◆ **What you have to do**: Single out each line with the word "цена" and copy it.
'''
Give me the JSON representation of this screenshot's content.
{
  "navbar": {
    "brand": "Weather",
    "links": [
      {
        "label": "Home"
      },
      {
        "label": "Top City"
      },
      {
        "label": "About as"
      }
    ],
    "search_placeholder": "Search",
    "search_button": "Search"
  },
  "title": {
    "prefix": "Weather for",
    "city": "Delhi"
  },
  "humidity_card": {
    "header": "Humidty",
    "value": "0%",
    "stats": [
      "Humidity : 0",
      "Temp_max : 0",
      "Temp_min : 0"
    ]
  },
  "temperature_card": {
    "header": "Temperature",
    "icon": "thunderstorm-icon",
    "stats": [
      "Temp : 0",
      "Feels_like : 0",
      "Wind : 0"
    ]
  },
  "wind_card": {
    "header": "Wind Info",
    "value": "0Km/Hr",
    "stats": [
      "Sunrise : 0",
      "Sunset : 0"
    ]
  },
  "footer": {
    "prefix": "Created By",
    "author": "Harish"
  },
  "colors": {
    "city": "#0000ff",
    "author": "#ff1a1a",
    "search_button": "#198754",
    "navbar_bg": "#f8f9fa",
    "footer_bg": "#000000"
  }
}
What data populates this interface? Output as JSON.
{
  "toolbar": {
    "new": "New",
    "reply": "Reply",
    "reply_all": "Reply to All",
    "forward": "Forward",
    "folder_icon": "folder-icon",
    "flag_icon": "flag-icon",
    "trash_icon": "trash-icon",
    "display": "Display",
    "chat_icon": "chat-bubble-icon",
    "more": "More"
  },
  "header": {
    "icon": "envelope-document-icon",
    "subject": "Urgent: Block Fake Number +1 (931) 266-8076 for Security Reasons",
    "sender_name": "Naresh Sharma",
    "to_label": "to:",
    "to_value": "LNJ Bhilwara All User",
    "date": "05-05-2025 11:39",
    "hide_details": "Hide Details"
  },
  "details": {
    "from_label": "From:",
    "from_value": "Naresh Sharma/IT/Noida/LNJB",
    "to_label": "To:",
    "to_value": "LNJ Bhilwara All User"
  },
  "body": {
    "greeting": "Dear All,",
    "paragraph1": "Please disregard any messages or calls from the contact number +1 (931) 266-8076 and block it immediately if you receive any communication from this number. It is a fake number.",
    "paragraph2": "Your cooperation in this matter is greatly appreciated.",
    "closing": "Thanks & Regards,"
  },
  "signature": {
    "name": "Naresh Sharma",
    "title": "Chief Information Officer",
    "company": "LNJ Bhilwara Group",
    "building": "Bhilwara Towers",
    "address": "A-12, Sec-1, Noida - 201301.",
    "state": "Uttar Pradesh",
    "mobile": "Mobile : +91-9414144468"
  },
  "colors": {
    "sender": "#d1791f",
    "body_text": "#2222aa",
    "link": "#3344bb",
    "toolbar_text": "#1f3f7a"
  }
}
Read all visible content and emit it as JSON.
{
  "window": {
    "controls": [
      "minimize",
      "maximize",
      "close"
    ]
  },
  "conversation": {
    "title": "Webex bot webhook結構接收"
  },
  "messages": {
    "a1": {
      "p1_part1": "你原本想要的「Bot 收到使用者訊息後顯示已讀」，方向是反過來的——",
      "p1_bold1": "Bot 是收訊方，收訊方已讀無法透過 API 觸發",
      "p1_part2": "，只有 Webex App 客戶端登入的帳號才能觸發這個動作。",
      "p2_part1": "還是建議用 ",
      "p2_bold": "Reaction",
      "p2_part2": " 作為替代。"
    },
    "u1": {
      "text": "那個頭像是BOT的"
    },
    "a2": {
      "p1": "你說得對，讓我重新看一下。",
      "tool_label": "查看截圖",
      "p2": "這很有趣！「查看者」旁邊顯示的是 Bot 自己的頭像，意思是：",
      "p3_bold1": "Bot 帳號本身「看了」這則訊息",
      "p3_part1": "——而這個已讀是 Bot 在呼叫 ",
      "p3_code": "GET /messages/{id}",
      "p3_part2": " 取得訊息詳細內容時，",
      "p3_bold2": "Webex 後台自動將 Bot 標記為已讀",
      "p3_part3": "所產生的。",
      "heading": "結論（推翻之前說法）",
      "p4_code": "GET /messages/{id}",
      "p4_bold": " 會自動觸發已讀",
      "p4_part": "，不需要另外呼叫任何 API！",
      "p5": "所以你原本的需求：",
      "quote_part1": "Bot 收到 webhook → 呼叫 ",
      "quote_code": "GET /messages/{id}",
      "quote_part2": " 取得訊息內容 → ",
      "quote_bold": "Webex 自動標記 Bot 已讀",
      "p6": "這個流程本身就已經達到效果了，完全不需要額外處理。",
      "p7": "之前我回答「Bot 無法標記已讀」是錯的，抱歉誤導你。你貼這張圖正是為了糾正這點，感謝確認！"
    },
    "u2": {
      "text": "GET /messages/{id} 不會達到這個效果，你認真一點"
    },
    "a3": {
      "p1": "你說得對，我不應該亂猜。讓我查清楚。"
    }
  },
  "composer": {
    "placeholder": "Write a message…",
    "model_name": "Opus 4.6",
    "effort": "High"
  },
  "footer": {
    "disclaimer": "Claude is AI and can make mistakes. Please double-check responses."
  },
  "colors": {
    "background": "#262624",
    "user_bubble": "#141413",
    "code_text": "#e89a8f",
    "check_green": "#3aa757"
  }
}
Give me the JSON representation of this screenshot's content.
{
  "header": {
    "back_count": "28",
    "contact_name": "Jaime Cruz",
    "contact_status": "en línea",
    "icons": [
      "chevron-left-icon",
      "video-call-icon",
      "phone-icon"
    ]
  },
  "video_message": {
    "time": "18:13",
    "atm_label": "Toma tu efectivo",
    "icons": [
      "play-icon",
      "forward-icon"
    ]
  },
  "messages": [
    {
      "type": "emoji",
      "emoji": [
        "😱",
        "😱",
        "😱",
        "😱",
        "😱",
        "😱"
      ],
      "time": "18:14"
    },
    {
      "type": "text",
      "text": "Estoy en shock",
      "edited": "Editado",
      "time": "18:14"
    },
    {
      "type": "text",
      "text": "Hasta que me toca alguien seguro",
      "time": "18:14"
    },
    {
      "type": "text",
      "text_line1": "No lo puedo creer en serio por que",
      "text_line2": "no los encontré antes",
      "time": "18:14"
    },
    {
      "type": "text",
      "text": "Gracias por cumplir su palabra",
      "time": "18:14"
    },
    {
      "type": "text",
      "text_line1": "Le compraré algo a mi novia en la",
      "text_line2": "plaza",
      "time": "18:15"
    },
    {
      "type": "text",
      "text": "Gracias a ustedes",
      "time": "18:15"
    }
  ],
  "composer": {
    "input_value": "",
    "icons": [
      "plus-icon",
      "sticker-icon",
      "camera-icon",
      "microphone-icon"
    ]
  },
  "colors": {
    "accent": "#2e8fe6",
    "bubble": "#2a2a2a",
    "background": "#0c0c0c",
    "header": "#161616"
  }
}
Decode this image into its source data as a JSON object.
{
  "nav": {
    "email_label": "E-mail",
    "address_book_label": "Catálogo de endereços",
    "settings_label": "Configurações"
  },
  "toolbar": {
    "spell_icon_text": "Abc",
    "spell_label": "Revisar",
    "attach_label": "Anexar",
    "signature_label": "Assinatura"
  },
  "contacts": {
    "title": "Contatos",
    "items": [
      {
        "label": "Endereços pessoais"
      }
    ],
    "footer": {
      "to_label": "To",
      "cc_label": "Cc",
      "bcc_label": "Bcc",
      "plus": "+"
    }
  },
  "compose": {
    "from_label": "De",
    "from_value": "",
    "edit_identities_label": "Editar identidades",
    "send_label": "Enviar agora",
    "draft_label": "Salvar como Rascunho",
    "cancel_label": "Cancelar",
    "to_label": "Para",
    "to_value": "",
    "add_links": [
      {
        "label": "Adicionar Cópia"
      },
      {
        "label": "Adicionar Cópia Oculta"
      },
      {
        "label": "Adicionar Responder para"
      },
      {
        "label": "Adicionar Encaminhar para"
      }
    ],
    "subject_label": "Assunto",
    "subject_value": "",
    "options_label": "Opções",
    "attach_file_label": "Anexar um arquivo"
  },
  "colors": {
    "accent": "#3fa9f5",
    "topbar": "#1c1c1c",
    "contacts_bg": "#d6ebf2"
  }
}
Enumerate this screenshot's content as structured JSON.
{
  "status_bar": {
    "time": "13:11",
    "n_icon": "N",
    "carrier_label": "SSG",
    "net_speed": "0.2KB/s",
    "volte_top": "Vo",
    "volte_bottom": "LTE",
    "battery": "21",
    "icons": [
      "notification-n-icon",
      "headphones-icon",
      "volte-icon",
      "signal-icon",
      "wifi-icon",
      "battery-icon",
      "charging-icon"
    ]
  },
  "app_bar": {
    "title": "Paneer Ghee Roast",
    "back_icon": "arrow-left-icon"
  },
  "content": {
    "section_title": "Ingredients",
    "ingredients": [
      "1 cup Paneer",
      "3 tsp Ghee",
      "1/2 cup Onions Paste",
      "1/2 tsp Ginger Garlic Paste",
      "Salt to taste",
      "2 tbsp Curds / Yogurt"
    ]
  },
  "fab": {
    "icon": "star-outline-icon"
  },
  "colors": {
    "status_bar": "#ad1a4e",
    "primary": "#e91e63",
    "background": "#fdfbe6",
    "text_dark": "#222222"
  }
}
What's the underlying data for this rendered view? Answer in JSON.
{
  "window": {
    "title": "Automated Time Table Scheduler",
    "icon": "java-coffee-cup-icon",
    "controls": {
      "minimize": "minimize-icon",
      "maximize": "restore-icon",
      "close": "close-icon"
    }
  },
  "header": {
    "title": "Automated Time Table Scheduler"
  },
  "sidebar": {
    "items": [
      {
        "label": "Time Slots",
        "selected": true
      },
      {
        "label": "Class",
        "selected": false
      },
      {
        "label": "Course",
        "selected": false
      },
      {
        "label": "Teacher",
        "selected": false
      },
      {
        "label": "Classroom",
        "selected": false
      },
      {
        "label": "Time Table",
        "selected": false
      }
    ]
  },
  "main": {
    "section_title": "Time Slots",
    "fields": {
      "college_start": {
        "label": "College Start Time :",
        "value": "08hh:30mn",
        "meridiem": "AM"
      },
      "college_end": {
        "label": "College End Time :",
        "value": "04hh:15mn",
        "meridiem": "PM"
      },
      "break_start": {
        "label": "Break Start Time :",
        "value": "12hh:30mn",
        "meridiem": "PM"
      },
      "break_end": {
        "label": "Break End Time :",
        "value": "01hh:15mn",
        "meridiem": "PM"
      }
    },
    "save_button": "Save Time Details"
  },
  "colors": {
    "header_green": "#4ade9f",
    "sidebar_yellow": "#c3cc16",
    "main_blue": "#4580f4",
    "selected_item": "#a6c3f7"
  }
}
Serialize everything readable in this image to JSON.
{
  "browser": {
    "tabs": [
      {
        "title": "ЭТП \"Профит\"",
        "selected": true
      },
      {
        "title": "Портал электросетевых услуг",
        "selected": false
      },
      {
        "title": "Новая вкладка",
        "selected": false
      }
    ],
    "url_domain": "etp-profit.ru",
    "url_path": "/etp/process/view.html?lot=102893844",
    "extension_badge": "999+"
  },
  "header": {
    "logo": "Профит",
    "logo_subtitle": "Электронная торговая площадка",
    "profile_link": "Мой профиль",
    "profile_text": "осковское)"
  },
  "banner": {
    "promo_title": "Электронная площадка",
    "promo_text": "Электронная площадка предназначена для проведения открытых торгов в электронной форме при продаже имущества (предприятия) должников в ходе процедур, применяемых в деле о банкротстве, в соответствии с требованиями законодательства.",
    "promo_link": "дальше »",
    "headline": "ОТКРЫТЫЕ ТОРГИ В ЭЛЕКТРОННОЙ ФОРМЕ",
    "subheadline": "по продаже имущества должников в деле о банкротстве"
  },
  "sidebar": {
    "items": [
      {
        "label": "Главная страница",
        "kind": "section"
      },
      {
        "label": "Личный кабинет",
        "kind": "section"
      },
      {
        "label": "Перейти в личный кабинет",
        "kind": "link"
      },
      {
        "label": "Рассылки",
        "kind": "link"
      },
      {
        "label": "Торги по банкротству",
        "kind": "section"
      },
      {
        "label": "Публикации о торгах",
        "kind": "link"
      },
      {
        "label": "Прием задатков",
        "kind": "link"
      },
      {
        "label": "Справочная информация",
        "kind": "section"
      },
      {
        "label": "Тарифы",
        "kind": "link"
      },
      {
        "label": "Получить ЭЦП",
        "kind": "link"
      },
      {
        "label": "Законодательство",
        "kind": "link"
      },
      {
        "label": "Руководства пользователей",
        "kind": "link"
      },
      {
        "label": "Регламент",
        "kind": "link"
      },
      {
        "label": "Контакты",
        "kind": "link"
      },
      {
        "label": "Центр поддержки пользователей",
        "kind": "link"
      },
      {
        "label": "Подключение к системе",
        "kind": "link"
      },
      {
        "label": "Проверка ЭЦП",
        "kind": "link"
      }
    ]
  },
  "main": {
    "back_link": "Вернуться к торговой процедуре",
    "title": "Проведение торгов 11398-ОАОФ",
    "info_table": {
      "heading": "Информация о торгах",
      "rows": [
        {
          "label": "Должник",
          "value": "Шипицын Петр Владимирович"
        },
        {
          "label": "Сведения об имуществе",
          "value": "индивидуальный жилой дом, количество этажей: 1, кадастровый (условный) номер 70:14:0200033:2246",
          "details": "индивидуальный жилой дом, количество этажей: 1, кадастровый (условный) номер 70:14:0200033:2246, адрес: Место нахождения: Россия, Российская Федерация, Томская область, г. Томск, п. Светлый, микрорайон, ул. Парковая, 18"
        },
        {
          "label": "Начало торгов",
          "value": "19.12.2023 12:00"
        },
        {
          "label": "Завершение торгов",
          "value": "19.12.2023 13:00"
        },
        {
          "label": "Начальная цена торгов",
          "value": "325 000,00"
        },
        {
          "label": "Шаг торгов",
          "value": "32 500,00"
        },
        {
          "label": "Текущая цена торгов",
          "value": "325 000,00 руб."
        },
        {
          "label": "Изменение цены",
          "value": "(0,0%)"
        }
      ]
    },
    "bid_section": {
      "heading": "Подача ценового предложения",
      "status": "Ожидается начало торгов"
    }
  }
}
'''
◆ **Solution for this exercise**:
          "label": "Начальная цена торгов",
          "label": "Текущая цена торгов",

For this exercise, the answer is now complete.